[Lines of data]
□ □ □
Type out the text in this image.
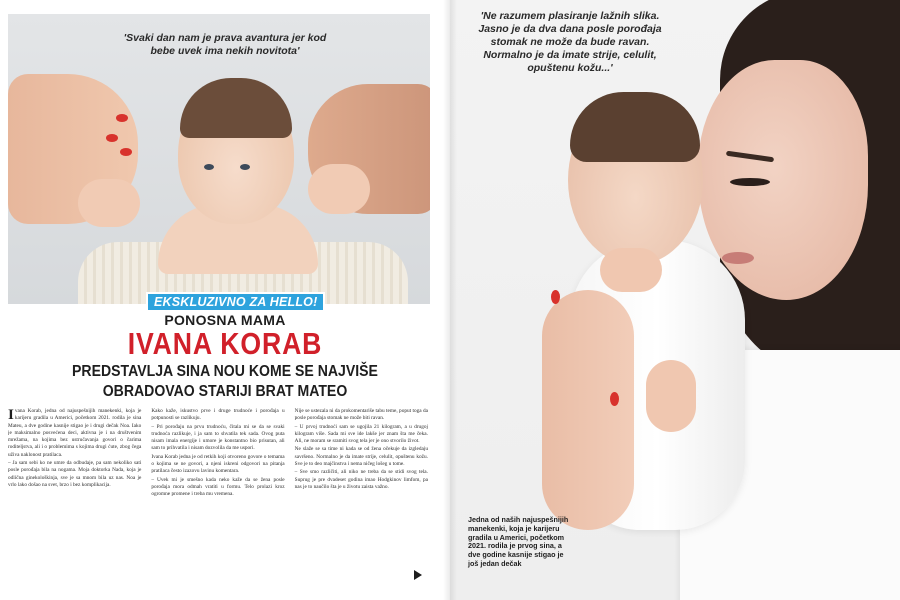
'Svaki dan nam je prava avantura jer kod bebe uvek ima nekih novitota'
EKSKLUZIVNO ZA HELLO!
PONOSNA MAMA
IVANA KORAB
PREDSTAVLJA SINA NOU KOME SE NAJVIŠE
OBRADOVAO STARIJI BRAT MATEO

Ivana Korab, jedna od najuspešnijih manekenki, koja je karijeru gradila u Americi, početkom 2021. rodila je sina Mateu, a dve godine kasnije stigao je i drugi dečak Noa. Iako je maksimalno posvećena deci, aktivna je i na društvenim mrežama, na kojima bez ustručavanja govori o čarima roditeljstva, ali i o problemima s kojima drugi ćute, zbog čega uživa naklonost pratilaca.

– Ja sam sebi ko ne umre da odbudaje, pa sam nekoliko sati posle porođaja bila na nogama. Moja doktorka Nada, koja je odlična ginekološkinja, sve je sa mnom bila uz nas. Noa je vrlo lako došao na svet, brzo i bez komplikacija.

Kako kaže, iskustvo prve i druge trudnoće i porođaja u potpunosti se razlikuju.

– Pri porođaju na prvu trudnoću, čitala mi se da se svaki trudnoća razlikuje, i ja sam to shvatila tek sada. Ovog puta nisam imala energije i umore je konstantno bio prisutan, ali sam to prihvatila i nisam dozvolila da me uspori.

Ivana Korab jedna je od retkih koji otvoreno govore o temama o kojima se ne govori, a njeni iskreni odgovori na pitanja pratilaca često izazovu lavinu komentara.

– Uvek mi je smešno kada neko kaže da se žena posle porođaja mora odmah vratiti u formu. Telo prolazi kroz ogromne promene i treba mu vremena.

Nije se ustezala ni da prokomentariše tabu teme, poput toga da posle porođaja stomak ne može biti ravan.

– U prvoj trudnoći sam se ugojila 21 kilogram, a u drugoj kilogram više. Sada mi sve ide lakše jer znam šta me čeka. Ali, ne moram se sramiti svog tela jer je ono stvorilo život.

Ne slaže se sa time ni kada se od žena očekuje da izgledaju savršeno. Normalno je da imate strije, celulit, opuštenu kožu. Sve je to deo majčinstva i nema ničeg lošeg u tome.

– Sve smo različiti, ali niko ne treba da se stidi svog tela. Suprug je pre dvadeset godina imao Hodgkinov limfom, pa nas je to naučilo šta je u životu zaista važno.

'Ne razumem plasiranje lažnih slika. Jasno je da dva dana posle porođaja stomak ne može da bude ravan. Normalno je da imate strije, celulit, opuštenu kožu...'
Jedna od naših najuspešnijih manekenki, koja je karijeru gradila u Americi, početkom 2021. rodila je prvog sina, a dve godine kasnije stigao je još jedan dečak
□ □ □
Return each line of the data, keeping its wording exact and omitting pictures.

Type out the text in this image.
'Svaki dan nam je prava avantura jer kod bebe uvek ima nekih novitota'
EKSKLUZIVNO ZA HELLO!
PONOSNA MAMA
IVANA KORAB
PREDSTAVLJA SINA NOU KOME SE NAJVIŠE
OBRADOVAO STARIJI BRAT MATEO

Ivana Korab, jedna od najuspešnijih manekenki, koja je karijeru gradila u Americi, početkom 2021. rodila je sina Mateu, a dve godine kasnije stigao je i drugi dečak Noa. Iako je maksimalno posvećena deci, aktivna je i na društvenim mrežama, na kojima bez ustručavanja govori o čarima roditeljstva, ali i o problemima s kojima drugi ćute, zbog čega uživa naklonost pratilaca.

– Ja sam sebi ko ne umre da odbudaje, pa sam nekoliko sati posle porođaja bila na nogama. Moja doktorka Nada, koja je odlična ginekološkinja, sve je sa mnom bila uz nas. Noa je vrlo lako došao na svet, brzo i bez komplikacija.

Kako kaže, iskustvo prve i druge trudnoće i porođaja u potpunosti se razlikuju.

– Pri porođaju na prvu trudnoću, čitala mi se da se svaki trudnoća razlikuje, i ja sam to shvatila tek sada. Ovog puta nisam imala energije i umore je konstantno bio prisutan, ali sam to prihvatila i nisam dozvolila da me uspori.

Ivana Korab jedna je od retkih koji otvoreno govore o temama o kojima se ne govori, a njeni iskreni odgovori na pitanja pratilaca često izazovu lavinu komentara.

– Uvek mi je smešno kada neko kaže da se žena posle porođaja mora odmah vratiti u formu. Telo prolazi kroz ogromne promene i treba mu vremena.

Nije se ustezala ni da prokomentariše tabu teme, poput toga da posle porođaja stomak ne može biti ravan.

– U prvoj trudnoći sam se ugojila 21 kilogram, a u drugoj kilogram više. Sada mi sve ide lakše jer znam šta me čeka. Ali, ne moram se sramiti svog tela jer je ono stvorilo život.

Ne slaže se sa time ni kada se od žena očekuje da izgledaju savršeno. Normalno je da imate strije, celulit, opuštenu kožu. Sve je to deo majčinstva i nema ničeg lošeg u tome.

– Sve smo različiti, ali niko ne treba da se stidi svog tela. Suprug je pre dvadeset godina imao Hodgkinov limfom, pa nas je to naučilo šta je u životu zaista važno.

'Ne razumem plasiranje lažnih slika. Jasno je da dva dana posle porođaja stomak ne može da bude ravan. Normalno je da imate strije, celulit, opuštenu kožu...'
Jedna od naših najuspešnijih manekenki, koja je karijeru gradila u Americi, početkom 2021. rodila je prvog sina, a dve godine kasnije stigao je još jedan dečak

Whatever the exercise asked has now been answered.